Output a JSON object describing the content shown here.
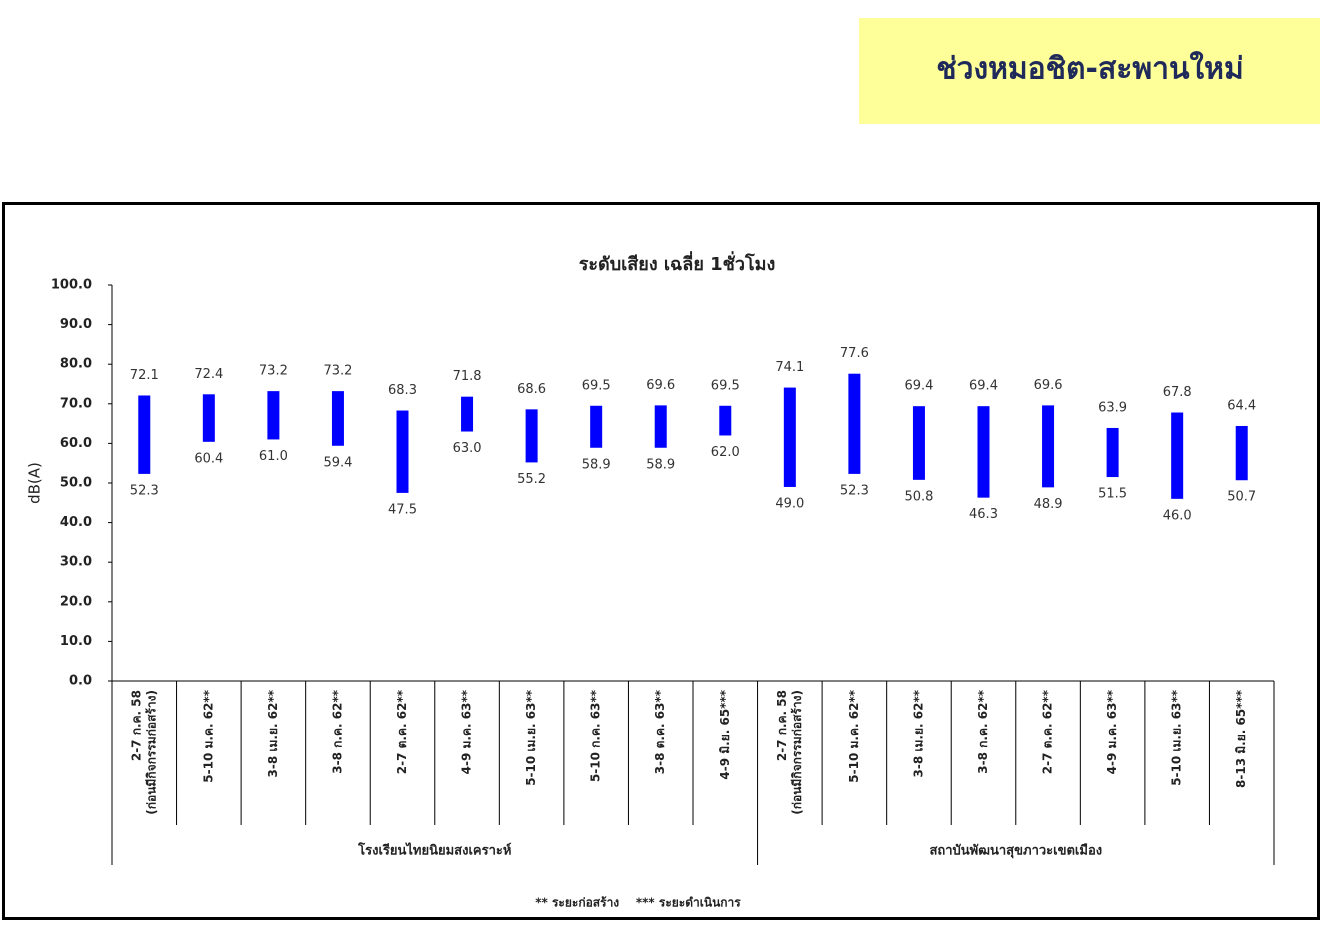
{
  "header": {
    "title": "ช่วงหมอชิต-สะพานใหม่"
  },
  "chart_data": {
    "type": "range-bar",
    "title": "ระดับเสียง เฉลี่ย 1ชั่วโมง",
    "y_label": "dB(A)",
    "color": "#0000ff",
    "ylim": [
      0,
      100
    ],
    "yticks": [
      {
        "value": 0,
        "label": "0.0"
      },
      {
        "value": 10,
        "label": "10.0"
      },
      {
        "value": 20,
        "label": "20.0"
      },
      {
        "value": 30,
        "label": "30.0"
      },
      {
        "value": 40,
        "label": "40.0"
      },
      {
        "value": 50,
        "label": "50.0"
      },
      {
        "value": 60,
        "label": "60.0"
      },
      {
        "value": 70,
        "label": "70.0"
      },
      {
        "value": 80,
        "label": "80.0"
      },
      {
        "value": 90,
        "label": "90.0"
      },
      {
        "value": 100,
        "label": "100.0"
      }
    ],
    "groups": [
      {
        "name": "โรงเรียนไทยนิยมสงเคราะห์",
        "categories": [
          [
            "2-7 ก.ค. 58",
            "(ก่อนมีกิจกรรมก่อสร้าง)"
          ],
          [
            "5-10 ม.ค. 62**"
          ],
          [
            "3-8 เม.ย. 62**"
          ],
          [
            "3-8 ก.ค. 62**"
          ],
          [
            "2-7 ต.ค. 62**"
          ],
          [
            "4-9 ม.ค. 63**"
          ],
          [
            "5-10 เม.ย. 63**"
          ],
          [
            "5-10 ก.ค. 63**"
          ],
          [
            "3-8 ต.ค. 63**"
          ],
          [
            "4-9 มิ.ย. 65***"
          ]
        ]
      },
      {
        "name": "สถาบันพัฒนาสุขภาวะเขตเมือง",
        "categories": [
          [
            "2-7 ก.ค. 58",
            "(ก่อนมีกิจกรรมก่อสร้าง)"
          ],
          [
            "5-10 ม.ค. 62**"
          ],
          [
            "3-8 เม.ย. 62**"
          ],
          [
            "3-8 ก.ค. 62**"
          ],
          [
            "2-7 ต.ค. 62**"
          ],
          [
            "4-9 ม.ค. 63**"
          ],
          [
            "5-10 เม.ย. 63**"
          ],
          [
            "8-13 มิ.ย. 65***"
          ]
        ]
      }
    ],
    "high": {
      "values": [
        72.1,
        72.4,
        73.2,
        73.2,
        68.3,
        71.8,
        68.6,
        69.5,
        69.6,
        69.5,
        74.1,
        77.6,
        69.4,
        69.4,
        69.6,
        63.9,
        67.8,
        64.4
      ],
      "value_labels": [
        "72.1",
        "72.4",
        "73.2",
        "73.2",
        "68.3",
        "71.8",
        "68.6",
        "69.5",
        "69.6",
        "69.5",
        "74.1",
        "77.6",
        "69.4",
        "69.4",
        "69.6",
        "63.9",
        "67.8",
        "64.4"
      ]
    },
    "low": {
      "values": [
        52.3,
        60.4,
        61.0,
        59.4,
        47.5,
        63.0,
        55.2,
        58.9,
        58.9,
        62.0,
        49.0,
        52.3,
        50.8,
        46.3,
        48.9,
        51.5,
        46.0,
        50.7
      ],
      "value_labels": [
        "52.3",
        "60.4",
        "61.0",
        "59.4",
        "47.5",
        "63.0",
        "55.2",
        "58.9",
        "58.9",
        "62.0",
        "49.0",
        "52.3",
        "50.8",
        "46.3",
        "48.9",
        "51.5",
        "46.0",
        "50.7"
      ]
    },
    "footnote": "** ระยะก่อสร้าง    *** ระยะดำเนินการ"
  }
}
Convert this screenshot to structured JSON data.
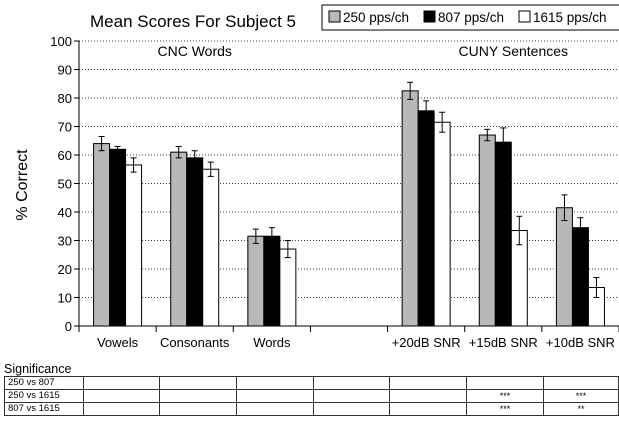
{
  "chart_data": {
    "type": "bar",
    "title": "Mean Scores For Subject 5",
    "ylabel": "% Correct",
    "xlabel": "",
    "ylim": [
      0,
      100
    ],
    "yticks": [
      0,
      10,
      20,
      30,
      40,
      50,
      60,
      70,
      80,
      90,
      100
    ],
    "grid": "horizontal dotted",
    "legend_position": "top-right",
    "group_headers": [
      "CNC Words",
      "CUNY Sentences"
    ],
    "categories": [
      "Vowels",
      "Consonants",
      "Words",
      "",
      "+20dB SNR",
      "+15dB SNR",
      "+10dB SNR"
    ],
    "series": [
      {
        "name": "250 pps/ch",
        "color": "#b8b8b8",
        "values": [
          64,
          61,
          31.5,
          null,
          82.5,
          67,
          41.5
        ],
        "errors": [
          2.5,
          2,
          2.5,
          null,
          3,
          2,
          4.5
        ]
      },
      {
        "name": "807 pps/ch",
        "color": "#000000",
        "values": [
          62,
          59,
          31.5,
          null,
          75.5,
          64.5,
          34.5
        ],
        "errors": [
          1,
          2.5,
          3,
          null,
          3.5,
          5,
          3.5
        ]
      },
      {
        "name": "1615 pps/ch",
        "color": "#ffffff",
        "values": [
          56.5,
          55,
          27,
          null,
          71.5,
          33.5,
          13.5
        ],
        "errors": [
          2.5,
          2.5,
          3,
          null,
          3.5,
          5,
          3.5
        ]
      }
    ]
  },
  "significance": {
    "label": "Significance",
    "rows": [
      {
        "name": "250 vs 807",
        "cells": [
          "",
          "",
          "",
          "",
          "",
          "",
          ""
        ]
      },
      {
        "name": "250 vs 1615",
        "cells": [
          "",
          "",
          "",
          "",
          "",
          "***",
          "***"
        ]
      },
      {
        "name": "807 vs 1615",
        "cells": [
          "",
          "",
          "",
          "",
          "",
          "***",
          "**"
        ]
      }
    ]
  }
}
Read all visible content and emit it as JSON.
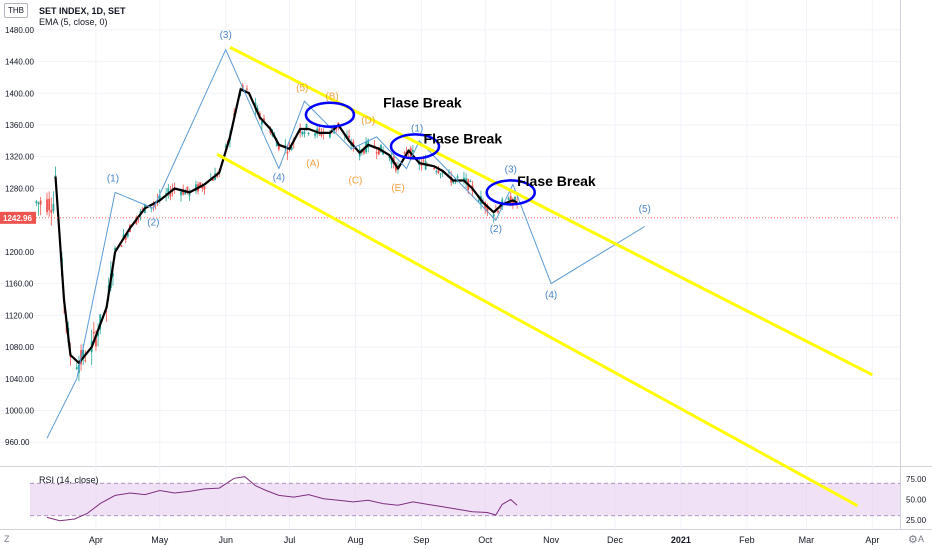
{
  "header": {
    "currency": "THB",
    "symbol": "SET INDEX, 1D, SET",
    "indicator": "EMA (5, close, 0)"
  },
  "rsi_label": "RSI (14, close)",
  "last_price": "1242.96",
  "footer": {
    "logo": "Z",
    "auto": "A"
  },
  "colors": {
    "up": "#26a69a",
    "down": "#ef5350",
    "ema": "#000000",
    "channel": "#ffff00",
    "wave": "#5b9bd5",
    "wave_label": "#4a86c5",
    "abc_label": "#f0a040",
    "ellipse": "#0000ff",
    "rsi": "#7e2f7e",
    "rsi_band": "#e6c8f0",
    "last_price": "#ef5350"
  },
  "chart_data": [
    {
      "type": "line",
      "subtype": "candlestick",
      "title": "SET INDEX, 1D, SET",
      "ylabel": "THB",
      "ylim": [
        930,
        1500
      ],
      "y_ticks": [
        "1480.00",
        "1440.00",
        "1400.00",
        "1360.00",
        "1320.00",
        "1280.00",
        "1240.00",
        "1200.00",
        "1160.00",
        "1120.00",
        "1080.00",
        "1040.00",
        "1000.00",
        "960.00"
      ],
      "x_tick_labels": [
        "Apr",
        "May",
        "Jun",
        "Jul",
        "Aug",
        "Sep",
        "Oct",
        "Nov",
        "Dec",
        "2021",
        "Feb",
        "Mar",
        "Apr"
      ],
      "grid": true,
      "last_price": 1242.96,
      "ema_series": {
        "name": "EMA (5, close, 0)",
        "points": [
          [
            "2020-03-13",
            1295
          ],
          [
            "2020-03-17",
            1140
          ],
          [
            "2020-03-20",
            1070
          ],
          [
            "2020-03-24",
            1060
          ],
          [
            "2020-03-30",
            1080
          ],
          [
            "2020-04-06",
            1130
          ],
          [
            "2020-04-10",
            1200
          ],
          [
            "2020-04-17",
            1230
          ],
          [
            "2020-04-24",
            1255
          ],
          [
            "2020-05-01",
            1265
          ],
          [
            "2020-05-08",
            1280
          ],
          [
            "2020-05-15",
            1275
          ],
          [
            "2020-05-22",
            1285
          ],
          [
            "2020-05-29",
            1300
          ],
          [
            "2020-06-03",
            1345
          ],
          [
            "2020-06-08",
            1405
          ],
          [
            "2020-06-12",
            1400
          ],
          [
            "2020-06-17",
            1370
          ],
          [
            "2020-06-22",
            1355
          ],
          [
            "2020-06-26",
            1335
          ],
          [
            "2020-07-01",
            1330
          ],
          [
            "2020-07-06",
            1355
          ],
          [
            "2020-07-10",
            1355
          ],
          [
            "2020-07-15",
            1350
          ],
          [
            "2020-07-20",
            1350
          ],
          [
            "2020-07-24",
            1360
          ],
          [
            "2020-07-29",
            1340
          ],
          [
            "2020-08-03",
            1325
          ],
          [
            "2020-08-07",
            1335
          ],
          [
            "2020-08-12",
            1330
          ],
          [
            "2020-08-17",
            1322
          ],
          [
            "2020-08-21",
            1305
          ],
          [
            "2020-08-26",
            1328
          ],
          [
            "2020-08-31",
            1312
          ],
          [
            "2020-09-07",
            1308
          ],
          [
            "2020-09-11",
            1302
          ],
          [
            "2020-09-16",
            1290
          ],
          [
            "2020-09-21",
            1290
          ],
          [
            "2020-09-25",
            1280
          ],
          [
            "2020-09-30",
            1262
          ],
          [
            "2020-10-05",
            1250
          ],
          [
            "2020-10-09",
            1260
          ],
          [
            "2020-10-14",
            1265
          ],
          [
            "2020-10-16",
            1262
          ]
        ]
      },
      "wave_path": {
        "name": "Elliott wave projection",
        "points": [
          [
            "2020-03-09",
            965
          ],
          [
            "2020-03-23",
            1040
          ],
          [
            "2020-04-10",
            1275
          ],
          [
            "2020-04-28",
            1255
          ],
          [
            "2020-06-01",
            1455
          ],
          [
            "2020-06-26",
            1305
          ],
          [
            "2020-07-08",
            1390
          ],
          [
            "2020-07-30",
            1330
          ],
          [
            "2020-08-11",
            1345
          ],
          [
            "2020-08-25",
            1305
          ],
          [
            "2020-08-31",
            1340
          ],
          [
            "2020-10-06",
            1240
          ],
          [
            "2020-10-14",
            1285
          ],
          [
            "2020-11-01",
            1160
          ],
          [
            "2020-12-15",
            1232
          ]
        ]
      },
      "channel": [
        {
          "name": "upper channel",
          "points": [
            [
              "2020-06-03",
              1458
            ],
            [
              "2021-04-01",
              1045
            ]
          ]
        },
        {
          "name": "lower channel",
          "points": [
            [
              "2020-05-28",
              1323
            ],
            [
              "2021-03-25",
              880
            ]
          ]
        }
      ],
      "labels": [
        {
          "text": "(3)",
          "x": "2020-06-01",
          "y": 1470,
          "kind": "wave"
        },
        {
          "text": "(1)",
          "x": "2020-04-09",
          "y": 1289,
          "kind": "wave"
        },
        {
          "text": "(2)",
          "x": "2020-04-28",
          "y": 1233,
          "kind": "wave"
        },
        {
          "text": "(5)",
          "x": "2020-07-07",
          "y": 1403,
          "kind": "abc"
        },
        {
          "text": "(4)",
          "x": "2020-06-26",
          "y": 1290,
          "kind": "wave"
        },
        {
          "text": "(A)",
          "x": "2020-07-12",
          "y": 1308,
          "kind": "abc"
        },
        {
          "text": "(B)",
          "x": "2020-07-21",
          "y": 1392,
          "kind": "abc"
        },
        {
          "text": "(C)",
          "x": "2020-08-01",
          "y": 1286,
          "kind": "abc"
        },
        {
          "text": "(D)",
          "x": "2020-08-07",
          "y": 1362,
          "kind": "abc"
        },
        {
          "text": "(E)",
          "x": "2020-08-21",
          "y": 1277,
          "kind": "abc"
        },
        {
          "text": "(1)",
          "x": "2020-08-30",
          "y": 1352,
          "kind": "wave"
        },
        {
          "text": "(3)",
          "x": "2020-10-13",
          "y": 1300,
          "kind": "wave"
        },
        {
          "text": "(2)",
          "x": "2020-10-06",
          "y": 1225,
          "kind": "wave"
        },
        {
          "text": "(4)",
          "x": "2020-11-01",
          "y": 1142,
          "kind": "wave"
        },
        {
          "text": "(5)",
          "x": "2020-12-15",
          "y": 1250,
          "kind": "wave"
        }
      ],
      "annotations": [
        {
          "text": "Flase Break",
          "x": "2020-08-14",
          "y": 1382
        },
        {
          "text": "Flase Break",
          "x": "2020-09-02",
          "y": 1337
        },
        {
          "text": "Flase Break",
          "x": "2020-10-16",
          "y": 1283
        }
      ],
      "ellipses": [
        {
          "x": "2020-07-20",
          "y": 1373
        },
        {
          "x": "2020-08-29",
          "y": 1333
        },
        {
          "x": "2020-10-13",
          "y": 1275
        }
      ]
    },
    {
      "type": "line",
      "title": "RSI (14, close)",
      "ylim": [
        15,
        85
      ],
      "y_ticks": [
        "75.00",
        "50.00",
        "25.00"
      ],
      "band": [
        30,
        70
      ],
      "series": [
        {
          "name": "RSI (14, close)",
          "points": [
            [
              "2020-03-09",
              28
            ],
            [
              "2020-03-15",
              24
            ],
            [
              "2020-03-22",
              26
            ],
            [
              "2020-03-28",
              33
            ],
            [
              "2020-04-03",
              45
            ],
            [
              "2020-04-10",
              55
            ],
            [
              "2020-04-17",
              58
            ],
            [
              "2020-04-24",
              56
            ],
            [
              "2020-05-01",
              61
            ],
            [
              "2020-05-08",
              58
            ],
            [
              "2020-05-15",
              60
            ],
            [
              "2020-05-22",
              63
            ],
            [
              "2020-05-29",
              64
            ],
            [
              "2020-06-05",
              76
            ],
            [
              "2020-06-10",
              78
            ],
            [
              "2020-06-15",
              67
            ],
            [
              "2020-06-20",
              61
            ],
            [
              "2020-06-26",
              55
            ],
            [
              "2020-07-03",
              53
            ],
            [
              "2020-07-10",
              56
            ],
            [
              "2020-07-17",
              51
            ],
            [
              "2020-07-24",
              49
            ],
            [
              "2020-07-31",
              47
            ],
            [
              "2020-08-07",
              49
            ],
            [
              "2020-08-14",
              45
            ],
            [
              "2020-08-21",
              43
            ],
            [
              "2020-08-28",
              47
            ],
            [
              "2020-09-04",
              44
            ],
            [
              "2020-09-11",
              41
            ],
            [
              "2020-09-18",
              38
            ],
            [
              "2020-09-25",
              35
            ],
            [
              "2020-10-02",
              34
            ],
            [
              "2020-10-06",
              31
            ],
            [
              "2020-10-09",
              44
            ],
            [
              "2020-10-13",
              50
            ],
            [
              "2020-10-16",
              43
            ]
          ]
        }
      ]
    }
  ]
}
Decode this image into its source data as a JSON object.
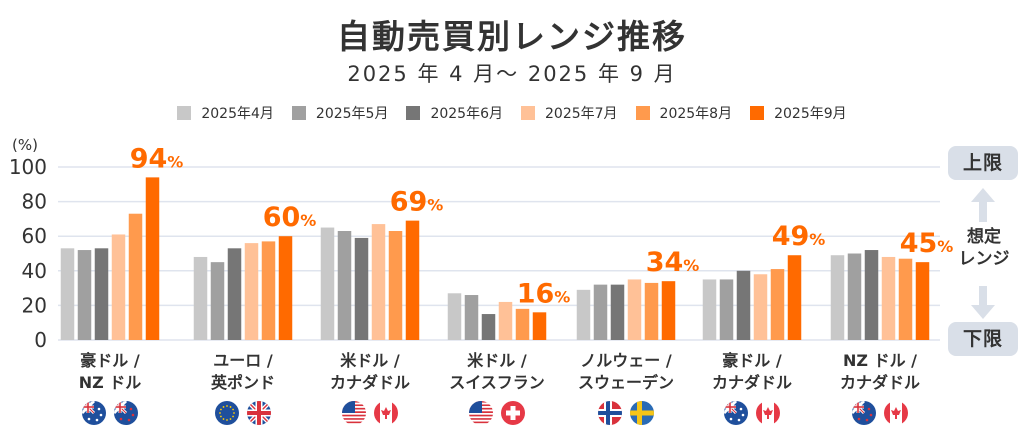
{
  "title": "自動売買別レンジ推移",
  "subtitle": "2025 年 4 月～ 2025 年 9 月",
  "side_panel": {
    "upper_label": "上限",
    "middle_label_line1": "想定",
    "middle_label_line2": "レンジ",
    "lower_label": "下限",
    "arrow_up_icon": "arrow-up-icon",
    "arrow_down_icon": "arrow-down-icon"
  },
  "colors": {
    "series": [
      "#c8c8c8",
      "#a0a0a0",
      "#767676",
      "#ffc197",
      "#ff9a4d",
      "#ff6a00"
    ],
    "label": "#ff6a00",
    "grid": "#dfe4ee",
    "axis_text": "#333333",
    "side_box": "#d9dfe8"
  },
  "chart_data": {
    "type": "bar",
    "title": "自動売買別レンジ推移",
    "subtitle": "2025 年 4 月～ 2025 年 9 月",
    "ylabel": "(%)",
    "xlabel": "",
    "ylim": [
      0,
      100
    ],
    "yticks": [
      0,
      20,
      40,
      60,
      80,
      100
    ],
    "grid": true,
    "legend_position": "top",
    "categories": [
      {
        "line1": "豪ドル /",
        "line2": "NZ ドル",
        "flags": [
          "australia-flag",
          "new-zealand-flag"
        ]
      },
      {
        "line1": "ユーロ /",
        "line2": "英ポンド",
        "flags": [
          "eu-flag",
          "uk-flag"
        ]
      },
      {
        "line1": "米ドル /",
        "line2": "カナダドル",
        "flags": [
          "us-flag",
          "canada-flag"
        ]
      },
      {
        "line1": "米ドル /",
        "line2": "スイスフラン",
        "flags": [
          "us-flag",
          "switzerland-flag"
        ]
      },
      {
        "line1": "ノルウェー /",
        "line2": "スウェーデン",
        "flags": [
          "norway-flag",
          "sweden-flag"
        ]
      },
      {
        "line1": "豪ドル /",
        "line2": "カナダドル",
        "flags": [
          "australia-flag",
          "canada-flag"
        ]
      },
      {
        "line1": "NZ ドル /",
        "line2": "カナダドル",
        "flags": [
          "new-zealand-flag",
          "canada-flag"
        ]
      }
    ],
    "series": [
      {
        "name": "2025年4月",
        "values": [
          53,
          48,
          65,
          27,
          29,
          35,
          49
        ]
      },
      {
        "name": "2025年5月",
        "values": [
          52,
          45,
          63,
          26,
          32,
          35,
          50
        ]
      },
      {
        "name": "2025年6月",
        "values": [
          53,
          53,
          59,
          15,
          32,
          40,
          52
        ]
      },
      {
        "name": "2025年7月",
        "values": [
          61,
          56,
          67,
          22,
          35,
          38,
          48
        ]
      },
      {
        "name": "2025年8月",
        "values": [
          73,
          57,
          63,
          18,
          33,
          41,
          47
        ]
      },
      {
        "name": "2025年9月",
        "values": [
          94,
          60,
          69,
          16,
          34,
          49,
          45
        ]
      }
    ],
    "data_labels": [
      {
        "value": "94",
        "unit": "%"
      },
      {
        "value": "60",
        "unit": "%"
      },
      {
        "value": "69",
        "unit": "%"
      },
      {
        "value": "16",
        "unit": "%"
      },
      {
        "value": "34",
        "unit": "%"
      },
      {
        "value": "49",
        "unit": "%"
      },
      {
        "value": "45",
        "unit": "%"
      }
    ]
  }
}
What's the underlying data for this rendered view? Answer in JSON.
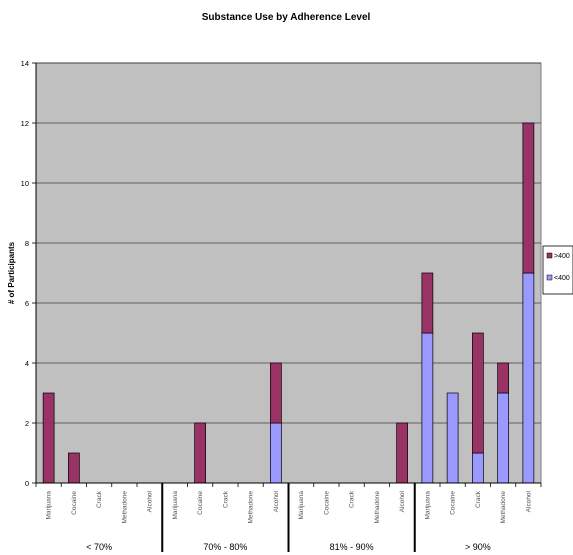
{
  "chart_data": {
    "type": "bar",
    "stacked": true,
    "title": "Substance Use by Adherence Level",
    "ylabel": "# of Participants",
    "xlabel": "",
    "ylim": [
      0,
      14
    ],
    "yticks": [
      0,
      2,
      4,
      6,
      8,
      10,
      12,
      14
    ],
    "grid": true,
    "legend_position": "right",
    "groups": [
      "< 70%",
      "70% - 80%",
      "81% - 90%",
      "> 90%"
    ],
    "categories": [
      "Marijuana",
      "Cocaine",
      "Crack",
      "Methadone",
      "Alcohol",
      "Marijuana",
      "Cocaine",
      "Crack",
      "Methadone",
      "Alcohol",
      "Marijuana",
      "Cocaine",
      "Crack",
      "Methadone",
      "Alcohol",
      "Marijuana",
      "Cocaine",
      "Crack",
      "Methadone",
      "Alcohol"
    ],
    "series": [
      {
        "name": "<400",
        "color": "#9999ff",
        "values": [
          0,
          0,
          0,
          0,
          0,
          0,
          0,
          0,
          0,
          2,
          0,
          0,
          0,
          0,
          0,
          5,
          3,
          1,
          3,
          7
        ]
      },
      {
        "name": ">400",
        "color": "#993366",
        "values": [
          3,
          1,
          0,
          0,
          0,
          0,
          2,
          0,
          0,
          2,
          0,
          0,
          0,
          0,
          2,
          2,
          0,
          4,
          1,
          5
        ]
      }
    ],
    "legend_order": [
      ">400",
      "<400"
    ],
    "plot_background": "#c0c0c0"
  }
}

▸ **Your instructions**:
Find the string "close" in the entries above and return each line that holds it.

▸ **Written answer**:
    "indicator": "EMA (5, close, 0)"
  "rsi_label": "RSI (14, close)",
        "name": "EMA (5, close, 0)",
      "title": "RSI (14, close)",
          "name": "RSI (14, close)",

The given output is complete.